■ INSTRUCTIONS FOR THE TASK ■
Each line below should be quoted exactly, please.

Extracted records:

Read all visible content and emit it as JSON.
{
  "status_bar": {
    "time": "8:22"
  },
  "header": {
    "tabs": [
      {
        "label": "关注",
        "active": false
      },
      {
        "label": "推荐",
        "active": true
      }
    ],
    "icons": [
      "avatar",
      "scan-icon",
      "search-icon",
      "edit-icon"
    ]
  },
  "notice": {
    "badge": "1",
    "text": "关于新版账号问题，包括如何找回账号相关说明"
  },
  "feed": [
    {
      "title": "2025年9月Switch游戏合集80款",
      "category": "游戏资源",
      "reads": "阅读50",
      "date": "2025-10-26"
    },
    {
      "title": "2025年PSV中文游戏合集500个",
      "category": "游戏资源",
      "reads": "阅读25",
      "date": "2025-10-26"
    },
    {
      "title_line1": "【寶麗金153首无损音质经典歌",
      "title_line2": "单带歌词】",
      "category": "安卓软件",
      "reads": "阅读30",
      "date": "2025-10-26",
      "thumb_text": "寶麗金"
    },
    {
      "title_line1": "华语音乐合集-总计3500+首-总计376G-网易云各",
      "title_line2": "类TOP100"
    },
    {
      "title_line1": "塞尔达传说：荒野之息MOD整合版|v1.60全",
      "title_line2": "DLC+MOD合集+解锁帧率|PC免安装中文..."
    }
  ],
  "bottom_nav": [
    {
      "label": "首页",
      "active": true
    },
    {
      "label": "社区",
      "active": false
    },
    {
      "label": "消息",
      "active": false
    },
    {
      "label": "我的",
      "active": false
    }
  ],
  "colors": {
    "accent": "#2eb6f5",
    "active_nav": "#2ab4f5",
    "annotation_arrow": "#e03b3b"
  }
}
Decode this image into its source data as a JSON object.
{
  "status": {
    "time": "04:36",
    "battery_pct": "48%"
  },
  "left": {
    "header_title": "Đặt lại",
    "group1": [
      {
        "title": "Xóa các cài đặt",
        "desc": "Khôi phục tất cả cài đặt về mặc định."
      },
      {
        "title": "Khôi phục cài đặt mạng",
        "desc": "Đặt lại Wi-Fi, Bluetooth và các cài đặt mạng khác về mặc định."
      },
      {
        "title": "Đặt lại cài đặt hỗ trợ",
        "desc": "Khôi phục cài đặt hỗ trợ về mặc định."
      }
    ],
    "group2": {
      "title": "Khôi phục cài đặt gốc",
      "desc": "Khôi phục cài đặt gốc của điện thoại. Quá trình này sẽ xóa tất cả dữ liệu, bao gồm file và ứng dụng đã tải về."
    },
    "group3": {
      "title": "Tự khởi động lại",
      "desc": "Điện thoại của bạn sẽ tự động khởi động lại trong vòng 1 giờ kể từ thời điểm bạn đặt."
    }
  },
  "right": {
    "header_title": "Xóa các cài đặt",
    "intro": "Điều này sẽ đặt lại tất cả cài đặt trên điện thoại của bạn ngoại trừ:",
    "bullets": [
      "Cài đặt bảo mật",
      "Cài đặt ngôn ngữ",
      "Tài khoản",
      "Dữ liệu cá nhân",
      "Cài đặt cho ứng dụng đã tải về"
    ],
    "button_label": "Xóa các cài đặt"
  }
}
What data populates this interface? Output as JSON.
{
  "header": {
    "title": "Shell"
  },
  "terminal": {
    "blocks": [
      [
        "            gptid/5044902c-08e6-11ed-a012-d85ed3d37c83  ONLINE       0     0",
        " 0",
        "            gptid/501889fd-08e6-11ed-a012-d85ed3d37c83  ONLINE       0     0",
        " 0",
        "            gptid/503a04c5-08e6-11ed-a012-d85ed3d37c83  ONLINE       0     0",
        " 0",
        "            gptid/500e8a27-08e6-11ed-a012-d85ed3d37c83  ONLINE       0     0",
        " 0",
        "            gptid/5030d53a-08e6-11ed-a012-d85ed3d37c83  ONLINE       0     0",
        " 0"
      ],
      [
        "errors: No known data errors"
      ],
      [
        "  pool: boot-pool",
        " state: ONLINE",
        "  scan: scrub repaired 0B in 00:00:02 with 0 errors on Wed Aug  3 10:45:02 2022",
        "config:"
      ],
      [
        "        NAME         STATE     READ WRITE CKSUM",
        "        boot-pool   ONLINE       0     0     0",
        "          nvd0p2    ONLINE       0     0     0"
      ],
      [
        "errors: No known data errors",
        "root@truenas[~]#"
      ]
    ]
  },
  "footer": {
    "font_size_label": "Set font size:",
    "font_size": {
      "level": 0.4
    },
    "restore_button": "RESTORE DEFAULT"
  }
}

■ ANSWER TO THIS EXERCISE ■
Read all visible content and emit it as JSON.
{
  "status_bar": {
    "time": "8:22"
  },
  "header": {
    "tabs": [
      {
        "label": "关注",
        "active": false
      },
      {
        "label": "推荐",
        "active": true
      }
    ],
    "icons": [
      "avatar",
      "scan-icon",
      "search-icon",
      "edit-icon"
    ]
  },
  "notice": {
    "badge": "1",
    "text": "关于新版账号问题，包括如何找回账号相关说明"
  },
  "feed": [
    {
      "title": "2025年9月Switch游戏合集80款",
      "category": "游戏资源",
      "reads": "阅读50",
      "date": "2025-10-26"
    },
    {
      "title": "2025年PSV中文游戏合集500个",
      "category": "游戏资源",
      "reads": "阅读25",
      "date": "2025-10-26"
    },
    {
      "title_line1": "【寶麗金153首无损音质经典歌",
      "title_line2": "单带歌词】",
      "category": "安卓软件",
      "reads": "阅读30",
      "date": "2025-10-26",
      "thumb_text": "寶麗金"
    },
    {
      "title_line1": "华语音乐合集-总计3500+首-总计376G-网易云各",
      "title_line2": "类TOP100"
    },
    {
      "title_line1": "塞尔达传说：荒野之息MOD整合版|v1.60全",
      "title_line2": "DLC+MOD合集+解锁帧率|PC免安装中文..."
    }
  ],
  "bottom_nav": [
    {
      "label": "首页",
      "active": true
    },
    {
      "label": "社区",
      "active": false
    },
    {
      "label": "消息",
      "active": false
    },
    {
      "label": "我的",
      "active": false
    }
  ],
  "colors": {
    "accent": "#2eb6f5",
    "active_nav": "#2ab4f5",
    "annotation_arrow": "#e03b3b"
  }
}
Decode this image into its source data as a JSON object.
{
  "status": {
    "time": "04:36",
    "battery_pct": "48%"
  },
  "left": {
    "header_title": "Đặt lại",
    "group1": [
      {
        "title": "Xóa các cài đặt",
        "desc": "Khôi phục tất cả cài đặt về mặc định."
      },
      {
        "title": "Khôi phục cài đặt mạng",
        "desc": "Đặt lại Wi-Fi, Bluetooth và các cài đặt mạng khác về mặc định."
      },
      {
        "title": "Đặt lại cài đặt hỗ trợ",
        "desc": "Khôi phục cài đặt hỗ trợ về mặc định."
      }
    ],
    "group2": {
      "title": "Khôi phục cài đặt gốc",
      "desc": "Khôi phục cài đặt gốc của điện thoại. Quá trình này sẽ xóa tất cả dữ liệu, bao gồm file và ứng dụng đã tải về."
    },
    "group3": {
      "title": "Tự khởi động lại",
      "desc": "Điện thoại của bạn sẽ tự động khởi động lại trong vòng 1 giờ kể từ thời điểm bạn đặt."
    }
  },
  "right": {
    "header_title": "Xóa các cài đặt",
    "intro": "Điều này sẽ đặt lại tất cả cài đặt trên điện thoại của bạn ngoại trừ:",
    "bullets": [
      "Cài đặt bảo mật",
      "Cài đặt ngôn ngữ",
      "Tài khoản",
      "Dữ liệu cá nhân",
      "Cài đặt cho ứng dụng đã tải về"
    ],
    "button_label": "Xóa các cài đặt"
  }
}
What data populates this interface? Output as JSON.
{
  "header": {
    "title": "Shell"
  },
  "terminal": {
    "blocks": [
      [
        "            gptid/5044902c-08e6-11ed-a012-d85ed3d37c83  ONLINE       0     0",
        " 0",
        "            gptid/501889fd-08e6-11ed-a012-d85ed3d37c83  ONLINE       0     0",
        " 0",
        "            gptid/503a04c5-08e6-11ed-a012-d85ed3d37c83  ONLINE       0     0",
        " 0",
        "            gptid/500e8a27-08e6-11ed-a012-d85ed3d37c83  ONLINE       0     0",
        " 0",
        "            gptid/5030d53a-08e6-11ed-a012-d85ed3d37c83  ONLINE       0     0",
        " 0"
      ],
      [
        "errors: No known data errors"
      ],
      [
        "  pool: boot-pool",
        " state: ONLINE",
        "  scan: scrub repaired 0B in 00:00:02 with 0 errors on Wed Aug  3 10:45:02 2022",
        "config:"
      ],
      [
        "        NAME         STATE     READ WRITE CKSUM",
        "        boot-pool   ONLINE       0     0     0",
        "          nvd0p2    ONLINE       0     0     0"
      ],
      [
        "errors: No known data errors",
        "root@truenas[~]#"
      ]
    ]
  },
  "footer": {
    "font_size_label": "Set font size:",
    "font_size": {
      "level": 0.4
    },
    "restore_button": "RESTORE DEFAULT"
  }
}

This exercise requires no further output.